Input material
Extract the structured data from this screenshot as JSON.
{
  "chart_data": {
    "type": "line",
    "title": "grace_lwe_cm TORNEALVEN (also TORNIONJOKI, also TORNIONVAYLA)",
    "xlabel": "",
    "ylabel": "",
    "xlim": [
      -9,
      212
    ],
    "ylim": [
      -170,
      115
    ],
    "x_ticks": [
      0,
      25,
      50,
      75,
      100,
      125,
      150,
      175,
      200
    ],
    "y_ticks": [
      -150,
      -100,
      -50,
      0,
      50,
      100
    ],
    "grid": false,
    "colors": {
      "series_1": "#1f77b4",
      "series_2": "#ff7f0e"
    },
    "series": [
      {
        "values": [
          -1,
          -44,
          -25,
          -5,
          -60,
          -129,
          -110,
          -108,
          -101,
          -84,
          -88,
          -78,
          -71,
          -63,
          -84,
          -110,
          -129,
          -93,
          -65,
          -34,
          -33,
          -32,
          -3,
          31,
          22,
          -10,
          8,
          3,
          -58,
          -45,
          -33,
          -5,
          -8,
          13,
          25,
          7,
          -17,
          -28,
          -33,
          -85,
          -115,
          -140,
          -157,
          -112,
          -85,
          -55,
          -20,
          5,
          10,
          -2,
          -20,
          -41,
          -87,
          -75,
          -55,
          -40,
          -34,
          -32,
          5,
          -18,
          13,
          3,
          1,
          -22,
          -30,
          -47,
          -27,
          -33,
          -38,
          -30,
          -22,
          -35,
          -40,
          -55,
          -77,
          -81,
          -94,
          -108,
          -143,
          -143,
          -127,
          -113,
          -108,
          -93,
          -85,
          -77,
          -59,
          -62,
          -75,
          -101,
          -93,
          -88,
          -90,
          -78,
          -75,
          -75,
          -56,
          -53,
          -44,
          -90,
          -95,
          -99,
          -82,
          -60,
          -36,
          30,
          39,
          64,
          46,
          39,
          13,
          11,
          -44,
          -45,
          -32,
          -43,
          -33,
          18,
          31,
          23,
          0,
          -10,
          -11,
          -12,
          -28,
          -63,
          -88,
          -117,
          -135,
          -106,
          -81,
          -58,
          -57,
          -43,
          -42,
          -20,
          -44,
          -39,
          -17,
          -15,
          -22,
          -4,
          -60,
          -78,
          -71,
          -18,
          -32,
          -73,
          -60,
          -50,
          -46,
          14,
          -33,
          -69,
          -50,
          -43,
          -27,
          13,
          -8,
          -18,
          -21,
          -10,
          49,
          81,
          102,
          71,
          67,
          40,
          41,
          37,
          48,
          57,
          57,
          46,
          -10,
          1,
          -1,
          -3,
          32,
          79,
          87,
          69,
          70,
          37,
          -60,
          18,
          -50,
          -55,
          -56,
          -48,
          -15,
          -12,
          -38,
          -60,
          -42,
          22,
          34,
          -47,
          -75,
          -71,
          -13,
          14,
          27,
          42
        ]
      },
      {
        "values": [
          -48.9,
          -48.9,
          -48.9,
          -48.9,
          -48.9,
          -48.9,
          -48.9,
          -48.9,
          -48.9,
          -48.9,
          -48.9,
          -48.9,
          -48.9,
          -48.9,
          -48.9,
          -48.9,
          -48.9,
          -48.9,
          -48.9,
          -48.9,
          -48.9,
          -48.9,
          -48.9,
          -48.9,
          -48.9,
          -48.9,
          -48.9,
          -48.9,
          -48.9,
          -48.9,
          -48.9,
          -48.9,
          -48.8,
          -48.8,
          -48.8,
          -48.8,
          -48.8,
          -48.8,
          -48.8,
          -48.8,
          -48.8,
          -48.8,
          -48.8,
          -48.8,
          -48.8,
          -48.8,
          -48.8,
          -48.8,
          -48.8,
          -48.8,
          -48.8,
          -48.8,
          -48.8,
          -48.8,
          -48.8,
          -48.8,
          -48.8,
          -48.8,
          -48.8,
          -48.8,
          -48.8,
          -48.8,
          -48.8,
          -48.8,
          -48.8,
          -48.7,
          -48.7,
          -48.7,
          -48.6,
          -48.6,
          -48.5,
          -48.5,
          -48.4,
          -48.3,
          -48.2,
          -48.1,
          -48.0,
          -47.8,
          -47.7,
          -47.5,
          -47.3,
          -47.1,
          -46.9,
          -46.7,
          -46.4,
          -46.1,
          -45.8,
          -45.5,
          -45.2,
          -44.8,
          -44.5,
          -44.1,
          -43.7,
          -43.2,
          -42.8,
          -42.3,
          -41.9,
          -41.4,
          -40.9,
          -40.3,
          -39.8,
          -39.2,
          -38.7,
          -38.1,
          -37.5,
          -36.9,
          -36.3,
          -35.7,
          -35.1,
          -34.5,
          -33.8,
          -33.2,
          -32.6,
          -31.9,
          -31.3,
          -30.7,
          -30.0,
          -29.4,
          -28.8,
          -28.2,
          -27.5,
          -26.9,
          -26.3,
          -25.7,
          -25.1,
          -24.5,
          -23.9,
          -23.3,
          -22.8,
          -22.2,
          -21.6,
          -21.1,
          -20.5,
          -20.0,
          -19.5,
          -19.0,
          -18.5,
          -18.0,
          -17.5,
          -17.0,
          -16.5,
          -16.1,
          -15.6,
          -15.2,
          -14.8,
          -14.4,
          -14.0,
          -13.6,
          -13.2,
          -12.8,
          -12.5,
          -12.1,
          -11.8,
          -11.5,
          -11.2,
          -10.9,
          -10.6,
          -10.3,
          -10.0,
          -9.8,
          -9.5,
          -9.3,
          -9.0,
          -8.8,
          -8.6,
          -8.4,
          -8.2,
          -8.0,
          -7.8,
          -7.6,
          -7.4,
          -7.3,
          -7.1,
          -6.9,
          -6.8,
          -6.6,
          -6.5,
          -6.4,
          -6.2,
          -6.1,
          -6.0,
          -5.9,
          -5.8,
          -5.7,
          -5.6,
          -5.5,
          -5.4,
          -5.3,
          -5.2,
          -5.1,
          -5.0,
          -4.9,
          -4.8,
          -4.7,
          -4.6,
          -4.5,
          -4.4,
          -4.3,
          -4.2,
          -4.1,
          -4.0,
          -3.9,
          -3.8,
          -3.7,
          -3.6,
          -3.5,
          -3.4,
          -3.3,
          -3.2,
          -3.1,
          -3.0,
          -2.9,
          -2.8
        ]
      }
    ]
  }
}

What you need to do
Without leaving anything out, quote all the data.

Complete answer
Extract the structured data from this screenshot as JSON.
{
  "chart_data": {
    "type": "line",
    "title": "grace_lwe_cm TORNEALVEN (also TORNIONJOKI, also TORNIONVAYLA)",
    "xlabel": "",
    "ylabel": "",
    "xlim": [
      -9,
      212
    ],
    "ylim": [
      -170,
      115
    ],
    "x_ticks": [
      0,
      25,
      50,
      75,
      100,
      125,
      150,
      175,
      200
    ],
    "y_ticks": [
      -150,
      -100,
      -50,
      0,
      50,
      100
    ],
    "grid": false,
    "colors": {
      "series_1": "#1f77b4",
      "series_2": "#ff7f0e"
    },
    "series": [
      {
        "values": [
          -1,
          -44,
          -25,
          -5,
          -60,
          -129,
          -110,
          -108,
          -101,
          -84,
          -88,
          -78,
          -71,
          -63,
          -84,
          -110,
          -129,
          -93,
          -65,
          -34,
          -33,
          -32,
          -3,
          31,
          22,
          -10,
          8,
          3,
          -58,
          -45,
          -33,
          -5,
          -8,
          13,
          25,
          7,
          -17,
          -28,
          -33,
          -85,
          -115,
          -140,
          -157,
          -112,
          -85,
          -55,
          -20,
          5,
          10,
          -2,
          -20,
          -41,
          -87,
          -75,
          -55,
          -40,
          -34,
          -32,
          5,
          -18,
          13,
          3,
          1,
          -22,
          -30,
          -47,
          -27,
          -33,
          -38,
          -30,
          -22,
          -35,
          -40,
          -55,
          -77,
          -81,
          -94,
          -108,
          -143,
          -143,
          -127,
          -113,
          -108,
          -93,
          -85,
          -77,
          -59,
          -62,
          -75,
          -101,
          -93,
          -88,
          -90,
          -78,
          -75,
          -75,
          -56,
          -53,
          -44,
          -90,
          -95,
          -99,
          -82,
          -60,
          -36,
          30,
          39,
          64,
          46,
          39,
          13,
          11,
          -44,
          -45,
          -32,
          -43,
          -33,
          18,
          31,
          23,
          0,
          -10,
          -11,
          -12,
          -28,
          -63,
          -88,
          -117,
          -135,
          -106,
          -81,
          -58,
          -57,
          -43,
          -42,
          -20,
          -44,
          -39,
          -17,
          -15,
          -22,
          -4,
          -60,
          -78,
          -71,
          -18,
          -32,
          -73,
          -60,
          -50,
          -46,
          14,
          -33,
          -69,
          -50,
          -43,
          -27,
          13,
          -8,
          -18,
          -21,
          -10,
          49,
          81,
          102,
          71,
          67,
          40,
          41,
          37,
          48,
          57,
          57,
          46,
          -10,
          1,
          -1,
          -3,
          32,
          79,
          87,
          69,
          70,
          37,
          -60,
          18,
          -50,
          -55,
          -56,
          -48,
          -15,
          -12,
          -38,
          -60,
          -42,
          22,
          34,
          -47,
          -75,
          -71,
          -13,
          14,
          27,
          42
        ]
      },
      {
        "values": [
          -48.9,
          -48.9,
          -48.9,
          -48.9,
          -48.9,
          -48.9,
          -48.9,
          -48.9,
          -48.9,
          -48.9,
          -48.9,
          -48.9,
          -48.9,
          -48.9,
          -48.9,
          -48.9,
          -48.9,
          -48.9,
          -48.9,
          -48.9,
          -48.9,
          -48.9,
          -48.9,
          -48.9,
          -48.9,
          -48.9,
          -48.9,
          -48.9,
          -48.9,
          -48.9,
          -48.9,
          -48.9,
          -48.8,
          -48.8,
          -48.8,
          -48.8,
          -48.8,
          -48.8,
          -48.8,
          -48.8,
          -48.8,
          -48.8,
          -48.8,
          -48.8,
          -48.8,
          -48.8,
          -48.8,
          -48.8,
          -48.8,
          -48.8,
          -48.8,
          -48.8,
          -48.8,
          -48.8,
          -48.8,
          -48.8,
          -48.8,
          -48.8,
          -48.8,
          -48.8,
          -48.8,
          -48.8,
          -48.8,
          -48.8,
          -48.8,
          -48.7,
          -48.7,
          -48.7,
          -48.6,
          -48.6,
          -48.5,
          -48.5,
          -48.4,
          -48.3,
          -48.2,
          -48.1,
          -48.0,
          -47.8,
          -47.7,
          -47.5,
          -47.3,
          -47.1,
          -46.9,
          -46.7,
          -46.4,
          -46.1,
          -45.8,
          -45.5,
          -45.2,
          -44.8,
          -44.5,
          -44.1,
          -43.7,
          -43.2,
          -42.8,
          -42.3,
          -41.9,
          -41.4,
          -40.9,
          -40.3,
          -39.8,
          -39.2,
          -38.7,
          -38.1,
          -37.5,
          -36.9,
          -36.3,
          -35.7,
          -35.1,
          -34.5,
          -33.8,
          -33.2,
          -32.6,
          -31.9,
          -31.3,
          -30.7,
          -30.0,
          -29.4,
          -28.8,
          -28.2,
          -27.5,
          -26.9,
          -26.3,
          -25.7,
          -25.1,
          -24.5,
          -23.9,
          -23.3,
          -22.8,
          -22.2,
          -21.6,
          -21.1,
          -20.5,
          -20.0,
          -19.5,
          -19.0,
          -18.5,
          -18.0,
          -17.5,
          -17.0,
          -16.5,
          -16.1,
          -15.6,
          -15.2,
          -14.8,
          -14.4,
          -14.0,
          -13.6,
          -13.2,
          -12.8,
          -12.5,
          -12.1,
          -11.8,
          -11.5,
          -11.2,
          -10.9,
          -10.6,
          -10.3,
          -10.0,
          -9.8,
          -9.5,
          -9.3,
          -9.0,
          -8.8,
          -8.6,
          -8.4,
          -8.2,
          -8.0,
          -7.8,
          -7.6,
          -7.4,
          -7.3,
          -7.1,
          -6.9,
          -6.8,
          -6.6,
          -6.5,
          -6.4,
          -6.2,
          -6.1,
          -6.0,
          -5.9,
          -5.8,
          -5.7,
          -5.6,
          -5.5,
          -5.4,
          -5.3,
          -5.2,
          -5.1,
          -5.0,
          -4.9,
          -4.8,
          -4.7,
          -4.6,
          -4.5,
          -4.4,
          -4.3,
          -4.2,
          -4.1,
          -4.0,
          -3.9,
          -3.8,
          -3.7,
          -3.6,
          -3.5,
          -3.4,
          -3.3,
          -3.2,
          -3.1,
          -3.0,
          -2.9,
          -2.8
        ]
      }
    ]
  }
}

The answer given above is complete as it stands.